> **Instructions to follow**: For every line in the data below that contains "Examples", copy the line.

=== Provided data ===

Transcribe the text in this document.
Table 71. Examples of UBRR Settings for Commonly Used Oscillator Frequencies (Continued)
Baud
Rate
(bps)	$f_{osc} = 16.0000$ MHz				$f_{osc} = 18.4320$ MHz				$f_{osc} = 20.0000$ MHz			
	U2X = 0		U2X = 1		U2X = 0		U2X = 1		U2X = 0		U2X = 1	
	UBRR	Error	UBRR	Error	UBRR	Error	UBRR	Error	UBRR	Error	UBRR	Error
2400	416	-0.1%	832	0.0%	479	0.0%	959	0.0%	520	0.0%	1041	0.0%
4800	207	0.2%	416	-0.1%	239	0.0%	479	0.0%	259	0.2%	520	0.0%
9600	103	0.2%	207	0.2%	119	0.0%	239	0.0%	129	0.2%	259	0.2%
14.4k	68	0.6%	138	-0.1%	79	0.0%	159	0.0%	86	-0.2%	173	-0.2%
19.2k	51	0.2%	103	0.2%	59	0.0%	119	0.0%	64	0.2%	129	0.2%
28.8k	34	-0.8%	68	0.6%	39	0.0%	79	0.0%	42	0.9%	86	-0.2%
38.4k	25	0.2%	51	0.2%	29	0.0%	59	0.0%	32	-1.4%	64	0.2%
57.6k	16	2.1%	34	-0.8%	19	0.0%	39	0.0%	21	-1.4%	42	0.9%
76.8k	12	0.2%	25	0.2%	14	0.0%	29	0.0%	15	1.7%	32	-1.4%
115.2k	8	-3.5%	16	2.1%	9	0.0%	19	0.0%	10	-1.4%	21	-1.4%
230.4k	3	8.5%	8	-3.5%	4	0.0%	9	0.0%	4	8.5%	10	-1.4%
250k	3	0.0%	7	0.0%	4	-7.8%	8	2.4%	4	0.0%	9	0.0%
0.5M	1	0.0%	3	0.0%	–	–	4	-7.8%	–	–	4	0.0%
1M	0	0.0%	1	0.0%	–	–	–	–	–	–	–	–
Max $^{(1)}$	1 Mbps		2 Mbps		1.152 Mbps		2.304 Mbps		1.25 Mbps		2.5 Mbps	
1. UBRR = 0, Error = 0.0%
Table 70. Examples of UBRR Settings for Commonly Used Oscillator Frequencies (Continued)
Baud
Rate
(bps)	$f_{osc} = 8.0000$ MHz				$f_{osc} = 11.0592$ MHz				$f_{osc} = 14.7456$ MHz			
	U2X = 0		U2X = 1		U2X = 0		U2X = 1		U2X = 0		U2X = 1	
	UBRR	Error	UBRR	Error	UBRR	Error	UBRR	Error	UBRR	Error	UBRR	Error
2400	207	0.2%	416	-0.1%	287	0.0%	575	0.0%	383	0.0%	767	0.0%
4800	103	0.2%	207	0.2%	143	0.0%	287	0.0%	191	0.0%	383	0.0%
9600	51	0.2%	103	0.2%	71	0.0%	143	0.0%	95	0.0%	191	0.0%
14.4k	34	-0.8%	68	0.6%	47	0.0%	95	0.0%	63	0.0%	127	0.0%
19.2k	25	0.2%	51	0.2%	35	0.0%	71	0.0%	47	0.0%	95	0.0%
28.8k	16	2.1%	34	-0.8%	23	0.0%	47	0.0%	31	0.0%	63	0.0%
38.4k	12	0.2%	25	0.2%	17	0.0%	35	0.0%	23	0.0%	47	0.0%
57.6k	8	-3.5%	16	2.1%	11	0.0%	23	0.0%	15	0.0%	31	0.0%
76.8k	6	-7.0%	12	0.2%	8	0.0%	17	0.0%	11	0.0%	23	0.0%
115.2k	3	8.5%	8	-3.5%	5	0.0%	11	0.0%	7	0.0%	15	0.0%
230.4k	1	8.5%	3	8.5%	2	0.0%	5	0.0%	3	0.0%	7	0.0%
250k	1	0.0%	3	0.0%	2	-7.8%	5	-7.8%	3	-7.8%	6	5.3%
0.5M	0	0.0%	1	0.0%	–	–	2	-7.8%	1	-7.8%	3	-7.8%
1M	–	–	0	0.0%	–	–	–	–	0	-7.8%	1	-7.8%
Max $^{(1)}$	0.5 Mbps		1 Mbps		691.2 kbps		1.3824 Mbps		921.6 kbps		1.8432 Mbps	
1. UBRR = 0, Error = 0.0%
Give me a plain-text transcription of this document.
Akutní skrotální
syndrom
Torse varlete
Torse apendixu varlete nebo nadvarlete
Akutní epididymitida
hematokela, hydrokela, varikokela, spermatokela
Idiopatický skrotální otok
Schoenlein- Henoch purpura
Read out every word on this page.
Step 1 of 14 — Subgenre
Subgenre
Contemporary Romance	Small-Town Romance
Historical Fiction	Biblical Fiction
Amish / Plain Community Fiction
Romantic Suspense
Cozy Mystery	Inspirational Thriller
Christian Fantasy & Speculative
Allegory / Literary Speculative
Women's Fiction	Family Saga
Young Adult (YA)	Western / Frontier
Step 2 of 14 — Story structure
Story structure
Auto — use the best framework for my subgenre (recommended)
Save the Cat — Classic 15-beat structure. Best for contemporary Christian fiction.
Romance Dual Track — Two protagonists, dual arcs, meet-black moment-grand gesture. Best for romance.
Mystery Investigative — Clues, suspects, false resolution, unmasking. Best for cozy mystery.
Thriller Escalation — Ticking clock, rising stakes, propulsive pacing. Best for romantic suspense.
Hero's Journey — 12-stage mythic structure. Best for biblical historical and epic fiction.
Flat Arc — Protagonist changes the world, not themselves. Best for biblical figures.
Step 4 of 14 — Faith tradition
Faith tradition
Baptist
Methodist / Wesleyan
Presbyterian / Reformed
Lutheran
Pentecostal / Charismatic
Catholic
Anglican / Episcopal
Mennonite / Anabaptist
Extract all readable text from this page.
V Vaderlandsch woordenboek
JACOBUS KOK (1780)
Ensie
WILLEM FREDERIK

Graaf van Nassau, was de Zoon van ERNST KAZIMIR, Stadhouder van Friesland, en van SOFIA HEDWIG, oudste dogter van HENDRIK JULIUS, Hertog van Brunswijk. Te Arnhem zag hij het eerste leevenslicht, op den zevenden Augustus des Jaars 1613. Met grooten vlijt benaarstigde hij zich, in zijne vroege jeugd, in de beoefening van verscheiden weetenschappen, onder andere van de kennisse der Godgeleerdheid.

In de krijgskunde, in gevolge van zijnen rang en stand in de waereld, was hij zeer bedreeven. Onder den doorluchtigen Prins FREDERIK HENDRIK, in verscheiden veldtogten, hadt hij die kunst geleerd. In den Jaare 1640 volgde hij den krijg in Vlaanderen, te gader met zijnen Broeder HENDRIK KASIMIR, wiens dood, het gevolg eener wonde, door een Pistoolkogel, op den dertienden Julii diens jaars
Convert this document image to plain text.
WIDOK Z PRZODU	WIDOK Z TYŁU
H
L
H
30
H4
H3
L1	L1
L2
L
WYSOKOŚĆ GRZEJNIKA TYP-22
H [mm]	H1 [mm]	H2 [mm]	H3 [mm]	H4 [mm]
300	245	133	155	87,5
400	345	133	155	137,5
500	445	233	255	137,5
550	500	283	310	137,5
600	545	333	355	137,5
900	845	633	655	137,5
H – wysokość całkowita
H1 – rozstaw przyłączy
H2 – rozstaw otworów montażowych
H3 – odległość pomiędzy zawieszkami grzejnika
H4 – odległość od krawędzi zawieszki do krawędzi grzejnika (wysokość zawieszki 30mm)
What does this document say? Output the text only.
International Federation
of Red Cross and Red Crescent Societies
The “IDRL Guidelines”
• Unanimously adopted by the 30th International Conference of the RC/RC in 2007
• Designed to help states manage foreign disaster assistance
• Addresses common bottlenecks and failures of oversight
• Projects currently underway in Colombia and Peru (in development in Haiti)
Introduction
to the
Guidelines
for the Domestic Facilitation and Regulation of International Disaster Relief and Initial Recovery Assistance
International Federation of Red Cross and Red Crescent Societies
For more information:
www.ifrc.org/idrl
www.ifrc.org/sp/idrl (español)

===

> **The solution**:
Table 71. Examples of UBRR Settings for Commonly Used Oscillator Frequencies (Continued)
Table 70. Examples of UBRR Settings for Commonly Used Oscillator Frequencies (Continued)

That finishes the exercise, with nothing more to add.